Objective
Every record must be repeated exactly, with no omission.

Provided material

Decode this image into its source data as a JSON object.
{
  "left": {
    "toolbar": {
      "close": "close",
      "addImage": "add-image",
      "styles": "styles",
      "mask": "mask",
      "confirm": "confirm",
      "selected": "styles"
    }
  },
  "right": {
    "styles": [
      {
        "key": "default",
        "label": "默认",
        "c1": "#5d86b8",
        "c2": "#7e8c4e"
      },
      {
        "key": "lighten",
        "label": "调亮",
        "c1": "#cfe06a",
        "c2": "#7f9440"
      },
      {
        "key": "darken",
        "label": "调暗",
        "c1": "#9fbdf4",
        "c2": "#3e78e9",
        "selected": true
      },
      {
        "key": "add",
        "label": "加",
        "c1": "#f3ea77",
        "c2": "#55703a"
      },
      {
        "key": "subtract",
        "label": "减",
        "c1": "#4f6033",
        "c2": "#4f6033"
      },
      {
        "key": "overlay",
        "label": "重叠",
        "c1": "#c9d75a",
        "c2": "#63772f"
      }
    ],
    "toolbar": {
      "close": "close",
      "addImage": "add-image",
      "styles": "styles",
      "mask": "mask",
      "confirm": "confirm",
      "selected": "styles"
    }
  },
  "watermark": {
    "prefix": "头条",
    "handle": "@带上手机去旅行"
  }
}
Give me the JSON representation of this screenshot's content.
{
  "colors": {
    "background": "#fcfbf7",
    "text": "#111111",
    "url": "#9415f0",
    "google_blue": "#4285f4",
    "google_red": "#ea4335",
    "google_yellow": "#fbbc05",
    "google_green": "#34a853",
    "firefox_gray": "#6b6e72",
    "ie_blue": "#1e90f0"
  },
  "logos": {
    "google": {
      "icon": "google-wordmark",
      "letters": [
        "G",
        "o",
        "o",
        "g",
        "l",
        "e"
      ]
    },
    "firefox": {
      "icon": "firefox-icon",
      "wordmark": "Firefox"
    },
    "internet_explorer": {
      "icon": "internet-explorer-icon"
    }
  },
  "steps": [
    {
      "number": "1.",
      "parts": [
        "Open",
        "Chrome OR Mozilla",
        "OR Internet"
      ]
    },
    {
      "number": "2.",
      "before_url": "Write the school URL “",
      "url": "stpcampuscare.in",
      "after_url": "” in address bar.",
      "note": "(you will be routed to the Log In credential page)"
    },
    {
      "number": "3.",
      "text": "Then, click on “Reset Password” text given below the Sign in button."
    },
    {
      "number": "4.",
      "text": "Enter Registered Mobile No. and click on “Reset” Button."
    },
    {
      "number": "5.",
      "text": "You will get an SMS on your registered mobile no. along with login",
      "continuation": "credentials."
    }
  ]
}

Exercise result
Decode this image into its source data as a JSON object.
{
  "left": {
    "toolbar": {
      "close": "close",
      "addImage": "add-image",
      "styles": "styles",
      "mask": "mask",
      "confirm": "confirm",
      "selected": "styles"
    }
  },
  "right": {
    "styles": [
      {
        "key": "default",
        "label": "默认",
        "c1": "#5d86b8",
        "c2": "#7e8c4e"
      },
      {
        "key": "lighten",
        "label": "调亮",
        "c1": "#cfe06a",
        "c2": "#7f9440"
      },
      {
        "key": "darken",
        "label": "调暗",
        "c1": "#9fbdf4",
        "c2": "#3e78e9",
        "selected": true
      },
      {
        "key": "add",
        "label": "加",
        "c1": "#f3ea77",
        "c2": "#55703a"
      },
      {
        "key": "subtract",
        "label": "减",
        "c1": "#4f6033",
        "c2": "#4f6033"
      },
      {
        "key": "overlay",
        "label": "重叠",
        "c1": "#c9d75a",
        "c2": "#63772f"
      }
    ],
    "toolbar": {
      "close": "close",
      "addImage": "add-image",
      "styles": "styles",
      "mask": "mask",
      "confirm": "confirm",
      "selected": "styles"
    }
  },
  "watermark": {
    "prefix": "头条",
    "handle": "@带上手机去旅行"
  }
}
Give me the JSON representation of this screenshot's content.
{
  "colors": {
    "background": "#fcfbf7",
    "text": "#111111",
    "url": "#9415f0",
    "google_blue": "#4285f4",
    "google_red": "#ea4335",
    "google_yellow": "#fbbc05",
    "google_green": "#34a853",
    "firefox_gray": "#6b6e72",
    "ie_blue": "#1e90f0"
  },
  "logos": {
    "google": {
      "icon": "google-wordmark",
      "letters": [
        "G",
        "o",
        "o",
        "g",
        "l",
        "e"
      ]
    },
    "firefox": {
      "icon": "firefox-icon",
      "wordmark": "Firefox"
    },
    "internet_explorer": {
      "icon": "internet-explorer-icon"
    }
  },
  "steps": [
    {
      "number": "1.",
      "parts": [
        "Open",
        "Chrome OR Mozilla",
        "OR Internet"
      ]
    },
    {
      "number": "2.",
      "before_url": "Write the school URL “",
      "url": "stpcampuscare.in",
      "after_url": "” in address bar.",
      "note": "(you will be routed to the Log In credential page)"
    },
    {
      "number": "3.",
      "text": "Then, click on “Reset Password” text given below the Sign in button."
    },
    {
      "number": "4.",
      "text": "Enter Registered Mobile No. and click on “Reset” Button."
    },
    {
      "number": "5.",
      "text": "You will get an SMS on your registered mobile no. along with login",
      "continuation": "credentials."
    }
  ]
}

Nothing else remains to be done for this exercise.